▶ [Work to complete]: Don't copy the pictures; return every other part of the records exactly.

Begin

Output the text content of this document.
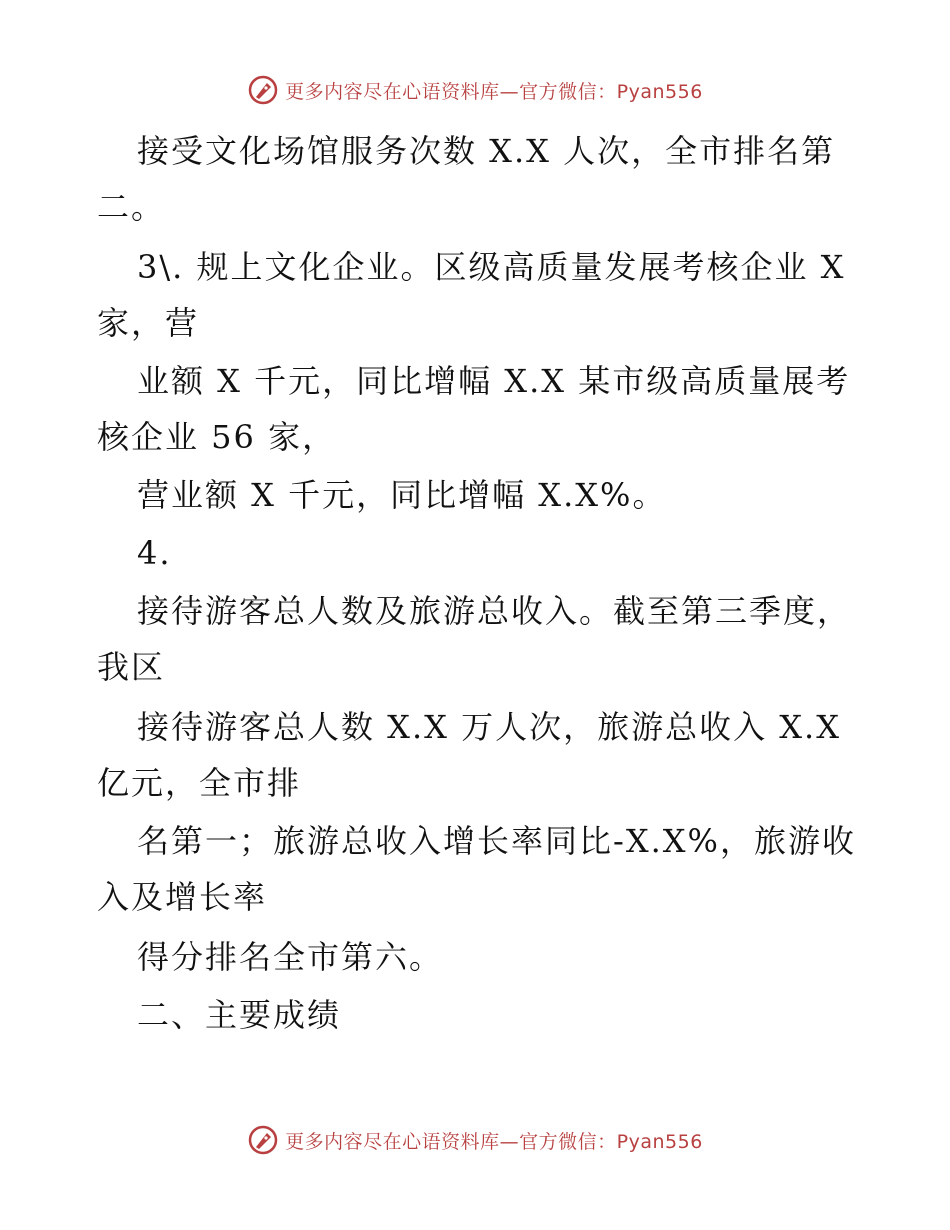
更多内容尽在心语资料库—官方微信：Pyan556
接受文化场馆服务次数 X.X 人次，全市排名第
二。
3\. 规上文化企业。区级高质量发展考核企业 X
家，营
业额 X 千元，同比增幅 X.X 某市级高质量展考
核企业 56 家，
营业额 X 千元，同比增幅 X.X%。
4.
接待游客总人数及旅游总收入。截至第三季度，
我区
接待游客总人数 X.X 万人次，旅游总收入 X.X
亿元，全市排
名第一；旅游总收入增长率同比-X.X%，旅游收
入及增长率
得分排名全市第六。
二、主要成绩
更多内容尽在心语资料库—官方微信：Pyan556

End

▶ [The solution]:
Output the text content of this document.
更多内容尽在心语资料库—官方微信：Pyan556
接受文化场馆服务次数 X.X 人次，全市排名第
二。
3\. 规上文化企业。区级高质量发展考核企业 X
家，营
业额 X 千元，同比增幅 X.X 某市级高质量展考
核企业 56 家，
营业额 X 千元，同比增幅 X.X%。
4.
接待游客总人数及旅游总收入。截至第三季度，
我区
接待游客总人数 X.X 万人次，旅游总收入 X.X
亿元，全市排
名第一；旅游总收入增长率同比-X.X%，旅游收
入及增长率
得分排名全市第六。
二、主要成绩
更多内容尽在心语资料库—官方微信：Pyan556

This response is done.